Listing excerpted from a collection
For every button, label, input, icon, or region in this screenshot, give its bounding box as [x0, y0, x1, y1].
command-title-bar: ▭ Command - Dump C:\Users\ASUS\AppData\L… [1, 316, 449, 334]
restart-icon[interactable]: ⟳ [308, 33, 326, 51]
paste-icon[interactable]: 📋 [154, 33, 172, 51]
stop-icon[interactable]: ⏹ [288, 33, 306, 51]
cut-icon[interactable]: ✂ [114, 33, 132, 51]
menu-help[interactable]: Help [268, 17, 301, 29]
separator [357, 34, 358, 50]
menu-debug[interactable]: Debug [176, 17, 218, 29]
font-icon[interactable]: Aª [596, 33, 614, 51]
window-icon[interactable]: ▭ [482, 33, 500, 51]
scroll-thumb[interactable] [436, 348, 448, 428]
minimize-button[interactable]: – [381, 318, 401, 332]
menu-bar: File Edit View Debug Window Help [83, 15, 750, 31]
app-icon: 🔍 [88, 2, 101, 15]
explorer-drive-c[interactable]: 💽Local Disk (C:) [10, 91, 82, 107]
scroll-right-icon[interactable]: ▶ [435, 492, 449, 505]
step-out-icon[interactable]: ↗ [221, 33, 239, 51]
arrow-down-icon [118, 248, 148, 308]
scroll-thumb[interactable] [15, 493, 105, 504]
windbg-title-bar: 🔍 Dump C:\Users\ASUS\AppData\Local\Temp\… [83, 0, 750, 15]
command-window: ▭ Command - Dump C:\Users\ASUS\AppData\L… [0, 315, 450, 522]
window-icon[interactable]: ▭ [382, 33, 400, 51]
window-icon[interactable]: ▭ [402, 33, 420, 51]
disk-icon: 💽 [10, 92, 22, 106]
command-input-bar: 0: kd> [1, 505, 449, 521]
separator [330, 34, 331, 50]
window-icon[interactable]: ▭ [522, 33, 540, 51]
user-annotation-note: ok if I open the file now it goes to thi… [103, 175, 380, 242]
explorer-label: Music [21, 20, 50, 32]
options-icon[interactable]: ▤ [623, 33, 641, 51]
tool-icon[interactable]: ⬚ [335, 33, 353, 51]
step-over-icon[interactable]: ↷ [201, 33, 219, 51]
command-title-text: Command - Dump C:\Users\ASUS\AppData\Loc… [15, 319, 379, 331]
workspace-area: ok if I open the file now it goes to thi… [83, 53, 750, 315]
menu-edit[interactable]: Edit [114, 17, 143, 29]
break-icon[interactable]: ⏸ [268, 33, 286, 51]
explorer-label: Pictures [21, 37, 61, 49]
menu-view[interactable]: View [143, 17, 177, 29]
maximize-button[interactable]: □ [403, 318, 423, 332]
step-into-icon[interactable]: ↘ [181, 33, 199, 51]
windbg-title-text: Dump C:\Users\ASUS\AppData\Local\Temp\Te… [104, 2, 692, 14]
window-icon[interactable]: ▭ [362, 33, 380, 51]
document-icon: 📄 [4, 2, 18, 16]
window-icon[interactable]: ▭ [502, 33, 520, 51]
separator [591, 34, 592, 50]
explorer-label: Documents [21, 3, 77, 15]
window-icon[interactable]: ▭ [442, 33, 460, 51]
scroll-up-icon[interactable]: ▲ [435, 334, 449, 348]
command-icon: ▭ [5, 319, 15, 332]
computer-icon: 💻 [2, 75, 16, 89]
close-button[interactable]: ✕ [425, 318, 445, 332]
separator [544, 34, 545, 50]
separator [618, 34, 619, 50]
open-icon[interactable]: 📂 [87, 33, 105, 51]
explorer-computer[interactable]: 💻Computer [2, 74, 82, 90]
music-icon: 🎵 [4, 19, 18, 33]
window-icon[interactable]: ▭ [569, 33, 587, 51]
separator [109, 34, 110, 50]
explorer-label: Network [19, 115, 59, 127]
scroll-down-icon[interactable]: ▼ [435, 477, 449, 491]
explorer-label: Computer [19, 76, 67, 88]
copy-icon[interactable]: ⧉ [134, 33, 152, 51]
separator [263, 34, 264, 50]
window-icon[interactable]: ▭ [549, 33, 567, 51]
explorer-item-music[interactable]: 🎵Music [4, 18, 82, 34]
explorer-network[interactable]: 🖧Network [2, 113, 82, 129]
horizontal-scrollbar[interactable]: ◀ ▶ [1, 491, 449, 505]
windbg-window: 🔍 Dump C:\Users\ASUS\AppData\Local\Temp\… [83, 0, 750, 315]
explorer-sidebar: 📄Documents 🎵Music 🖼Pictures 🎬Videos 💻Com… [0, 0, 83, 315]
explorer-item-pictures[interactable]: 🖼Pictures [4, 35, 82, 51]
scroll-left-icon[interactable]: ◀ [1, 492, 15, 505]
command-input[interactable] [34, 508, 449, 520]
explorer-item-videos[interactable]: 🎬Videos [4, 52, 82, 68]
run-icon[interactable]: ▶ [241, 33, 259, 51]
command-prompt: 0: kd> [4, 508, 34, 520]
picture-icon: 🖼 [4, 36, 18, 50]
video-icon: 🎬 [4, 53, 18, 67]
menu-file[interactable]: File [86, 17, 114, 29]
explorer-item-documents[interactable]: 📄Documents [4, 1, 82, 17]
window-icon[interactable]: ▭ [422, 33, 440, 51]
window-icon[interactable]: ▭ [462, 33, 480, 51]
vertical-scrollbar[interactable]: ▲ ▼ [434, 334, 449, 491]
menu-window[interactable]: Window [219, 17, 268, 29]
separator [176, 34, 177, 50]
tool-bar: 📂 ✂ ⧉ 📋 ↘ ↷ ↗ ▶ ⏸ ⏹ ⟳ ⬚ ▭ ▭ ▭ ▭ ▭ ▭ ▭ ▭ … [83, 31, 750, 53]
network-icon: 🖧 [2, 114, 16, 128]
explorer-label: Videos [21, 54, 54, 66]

What the exercise asks – Turn every line of the listing above into a numbered list, leaving out any blank lines.

Exercise output –
1. For every button, label, input, icon, or region in this screenshot, give its bounding box as [x0, y0, x1, y1].
2. command-title-bar: ▭ Command - Dump C:\Users\ASUS\AppData\L… [1, 316, 449, 334]
3. restart-icon[interactable]: ⟳ [308, 33, 326, 51]
4. paste-icon[interactable]: 📋 [154, 33, 172, 51]
5. stop-icon[interactable]: ⏹ [288, 33, 306, 51]
6. cut-icon[interactable]: ✂ [114, 33, 132, 51]
7. menu-help[interactable]: Help [268, 17, 301, 29]
8. separator [357, 34, 358, 50]
9. menu-debug[interactable]: Debug [176, 17, 218, 29]
10. font-icon[interactable]: Aª [596, 33, 614, 51]
11. window-icon[interactable]: ▭ [482, 33, 500, 51]
12. scroll-thumb[interactable] [436, 348, 448, 428]
13. minimize-button[interactable]: – [381, 318, 401, 332]
14. menu-bar: File Edit View Debug Window Help [83, 15, 750, 31]
15. app-icon: 🔍 [88, 2, 101, 15]
16. explorer-drive-c[interactable]: 💽Local Disk (C:) [10, 91, 82, 107]
17. scroll-right-icon[interactable]: ▶ [435, 492, 449, 505]
18. step-out-icon[interactable]: ↗ [221, 33, 239, 51]
19. arrow-down-icon [118, 248, 148, 308]
20. scroll-thumb[interactable] [15, 493, 105, 504]
21. windbg-title-bar: 🔍 Dump C:\Users\ASUS\AppData\Local\Temp\… [83, 0, 750, 15]
22. command-window: ▭ Command - Dump C:\Users\ASUS\AppData\L… [0, 315, 450, 522]
23. window-icon[interactable]: ▭ [382, 33, 400, 51]
24. window-icon[interactable]: ▭ [402, 33, 420, 51]
25. disk-icon: 💽 [10, 92, 22, 106]
26. command-input-bar: 0: kd> [1, 505, 449, 521]
27. separator [330, 34, 331, 50]
28. window-icon[interactable]: ▭ [522, 33, 540, 51]
29. user-annotation-note: ok if I open the file now it goes to thi… [103, 175, 380, 242]
30. explorer-label: Music [21, 20, 50, 32]
31. options-icon[interactable]: ▤ [623, 33, 641, 51]
32. tool-icon[interactable]: ⬚ [335, 33, 353, 51]
33. step-over-icon[interactable]: ↷ [201, 33, 219, 51]
34. command-title-text: Command - Dump C:\Users\ASUS\AppData\Loc… [15, 319, 379, 331]
35. workspace-area: ok if I open the file now it goes to thi… [83, 53, 750, 315]
36. menu-edit[interactable]: Edit [114, 17, 143, 29]
37. break-icon[interactable]: ⏸ [268, 33, 286, 51]
38. explorer-label: Pictures [21, 37, 61, 49]
39. menu-view[interactable]: View [143, 17, 177, 29]
40. maximize-button[interactable]: □ [403, 318, 423, 332]
41. step-into-icon[interactable]: ↘ [181, 33, 199, 51]
42. windbg-title-text: Dump C:\Users\ASUS\AppData\Local\Temp\Te… [104, 2, 692, 14]
43. window-icon[interactable]: ▭ [362, 33, 380, 51]
44. document-icon: 📄 [4, 2, 18, 16]
45. window-icon[interactable]: ▭ [502, 33, 520, 51]
46. separator [591, 34, 592, 50]
47. explorer-label: Documents [21, 3, 77, 15]
48. window-icon[interactable]: ▭ [442, 33, 460, 51]
49. scroll-up-icon[interactable]: ▲ [435, 334, 449, 348]
50. command-icon: ▭ [5, 319, 15, 332]
51. computer-icon: 💻 [2, 75, 16, 89]
52. close-button[interactable]: ✕ [425, 318, 445, 332]
53. separator [544, 34, 545, 50]
54. separator [618, 34, 619, 50]
55. open-icon[interactable]: 📂 [87, 33, 105, 51]
56. explorer-computer[interactable]: 💻Computer [2, 74, 82, 90]
57. music-icon: 🎵 [4, 19, 18, 33]
58. window-icon[interactable]: ▭ [569, 33, 587, 51]
59. separator [109, 34, 110, 50]
60. explorer-label: Network [19, 115, 59, 127]
61. scroll-down-icon[interactable]: ▼ [435, 477, 449, 491]
62. explorer-label: Computer [19, 76, 67, 88]
63. copy-icon[interactable]: ⧉ [134, 33, 152, 51]
64. separator [263, 34, 264, 50]
65. window-icon[interactable]: ▭ [549, 33, 567, 51]
66. explorer-item-music[interactable]: 🎵Music [4, 18, 82, 34]
67. explorer-network[interactable]: 🖧Network [2, 113, 82, 129]
68. horizontal-scrollbar[interactable]: ◀ ▶ [1, 491, 449, 505]
69. windbg-window: 🔍 Dump C:\Users\ASUS\AppData\Local\Temp\… [83, 0, 750, 315]
70. explorer-sidebar: 📄Documents 🎵Music 🖼Pictures 🎬Videos 💻Com… [0, 0, 83, 315]
71. explorer-item-pictures[interactable]: 🖼Pictures [4, 35, 82, 51]
72. scroll-left-icon[interactable]: ◀ [1, 492, 15, 505]
73. command-input[interactable] [34, 508, 449, 520]
74. explorer-item-videos[interactable]: 🎬Videos [4, 52, 82, 68]
75. run-icon[interactable]: ▶ [241, 33, 259, 51]
76. command-prompt: 0: kd> [4, 508, 34, 520]
77. picture-icon: 🖼 [4, 36, 18, 50]
78. video-icon: 🎬 [4, 53, 18, 67]
79. menu-file[interactable]: File [86, 17, 114, 29]
80. explorer-item-documents[interactable]: 📄Documents [4, 1, 82, 17]
81. window-icon[interactable]: ▭ [422, 33, 440, 51]
82. window-icon[interactable]: ▭ [462, 33, 480, 51]
83. vertical-scrollbar[interactable]: ▲ ▼ [434, 334, 449, 491]
84. menu-window[interactable]: Window [219, 17, 268, 29]
85. separator [176, 34, 177, 50]
86. tool-bar: 📂 ✂ ⧉ 📋 ↘ ↷ ↗ ▶ ⏸ ⏹ ⟳ ⬚ ▭ ▭ ▭ ▭ ▭ ▭ ▭ ▭ … [83, 31, 750, 53]
87. network-icon: 🖧 [2, 114, 16, 128]
88. explorer-label: Videos [21, 54, 54, 66]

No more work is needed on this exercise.